(GOAL)
Identify the lines that contain the word "this", then copy them.

Dataset entries
# # # #
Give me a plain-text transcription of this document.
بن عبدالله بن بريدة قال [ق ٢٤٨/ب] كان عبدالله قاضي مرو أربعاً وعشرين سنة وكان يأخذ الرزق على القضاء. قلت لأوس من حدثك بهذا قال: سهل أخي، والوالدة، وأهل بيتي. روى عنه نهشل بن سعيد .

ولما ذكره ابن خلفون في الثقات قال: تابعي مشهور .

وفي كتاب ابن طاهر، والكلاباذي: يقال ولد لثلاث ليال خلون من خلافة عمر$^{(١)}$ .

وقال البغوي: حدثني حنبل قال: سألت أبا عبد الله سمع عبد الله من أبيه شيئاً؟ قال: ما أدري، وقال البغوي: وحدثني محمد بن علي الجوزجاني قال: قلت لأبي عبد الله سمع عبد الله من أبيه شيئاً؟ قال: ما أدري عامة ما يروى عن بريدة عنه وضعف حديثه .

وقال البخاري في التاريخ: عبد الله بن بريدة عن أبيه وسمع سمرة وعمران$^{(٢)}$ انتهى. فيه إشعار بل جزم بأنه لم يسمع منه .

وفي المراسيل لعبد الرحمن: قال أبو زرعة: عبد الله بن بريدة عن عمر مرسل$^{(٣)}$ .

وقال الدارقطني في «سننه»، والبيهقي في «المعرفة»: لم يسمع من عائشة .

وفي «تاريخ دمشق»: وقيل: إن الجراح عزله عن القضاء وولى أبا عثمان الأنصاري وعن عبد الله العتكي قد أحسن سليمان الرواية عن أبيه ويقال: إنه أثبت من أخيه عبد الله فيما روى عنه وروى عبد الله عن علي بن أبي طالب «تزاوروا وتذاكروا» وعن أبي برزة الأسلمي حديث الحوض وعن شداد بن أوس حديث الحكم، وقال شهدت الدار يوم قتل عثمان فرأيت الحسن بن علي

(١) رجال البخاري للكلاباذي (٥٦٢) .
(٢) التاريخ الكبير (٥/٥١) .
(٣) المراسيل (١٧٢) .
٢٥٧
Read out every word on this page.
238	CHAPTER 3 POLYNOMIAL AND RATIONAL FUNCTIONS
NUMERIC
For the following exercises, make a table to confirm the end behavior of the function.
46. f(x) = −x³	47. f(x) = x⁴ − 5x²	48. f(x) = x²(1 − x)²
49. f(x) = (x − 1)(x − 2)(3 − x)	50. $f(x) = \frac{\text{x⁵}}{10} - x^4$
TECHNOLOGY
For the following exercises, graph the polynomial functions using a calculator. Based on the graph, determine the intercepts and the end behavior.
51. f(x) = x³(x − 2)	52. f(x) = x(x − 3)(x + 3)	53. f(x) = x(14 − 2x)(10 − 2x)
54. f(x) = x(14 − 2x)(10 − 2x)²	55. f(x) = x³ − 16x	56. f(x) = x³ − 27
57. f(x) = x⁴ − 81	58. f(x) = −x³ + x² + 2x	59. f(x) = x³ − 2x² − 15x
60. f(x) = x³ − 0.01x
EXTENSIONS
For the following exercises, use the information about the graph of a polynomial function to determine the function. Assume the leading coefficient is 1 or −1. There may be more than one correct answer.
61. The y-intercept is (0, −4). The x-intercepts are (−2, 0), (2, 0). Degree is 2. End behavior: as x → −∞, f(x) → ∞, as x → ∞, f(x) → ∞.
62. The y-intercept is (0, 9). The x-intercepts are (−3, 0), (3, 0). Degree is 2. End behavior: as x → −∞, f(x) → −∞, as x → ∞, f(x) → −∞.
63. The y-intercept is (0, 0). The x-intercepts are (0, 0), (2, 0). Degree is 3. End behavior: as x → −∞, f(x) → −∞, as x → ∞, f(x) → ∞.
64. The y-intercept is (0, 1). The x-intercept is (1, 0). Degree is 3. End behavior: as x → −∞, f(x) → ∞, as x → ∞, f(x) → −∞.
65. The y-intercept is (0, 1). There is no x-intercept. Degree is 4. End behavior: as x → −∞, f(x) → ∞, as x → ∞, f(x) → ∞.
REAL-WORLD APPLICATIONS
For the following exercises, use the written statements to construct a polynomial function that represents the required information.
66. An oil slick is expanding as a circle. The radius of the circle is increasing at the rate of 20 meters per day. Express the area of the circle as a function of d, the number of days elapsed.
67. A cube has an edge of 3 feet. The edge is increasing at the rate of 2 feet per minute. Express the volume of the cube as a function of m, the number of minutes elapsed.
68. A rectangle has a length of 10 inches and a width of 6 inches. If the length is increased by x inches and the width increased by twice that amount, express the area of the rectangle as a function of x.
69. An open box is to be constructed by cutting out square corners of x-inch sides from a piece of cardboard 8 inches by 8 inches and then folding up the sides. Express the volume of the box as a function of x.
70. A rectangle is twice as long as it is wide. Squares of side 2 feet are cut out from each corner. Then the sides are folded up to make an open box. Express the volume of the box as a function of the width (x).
# # # #
(WRITTEN ANSWER)
Give me a plain-text transcription of this document.
Read out every word on this page.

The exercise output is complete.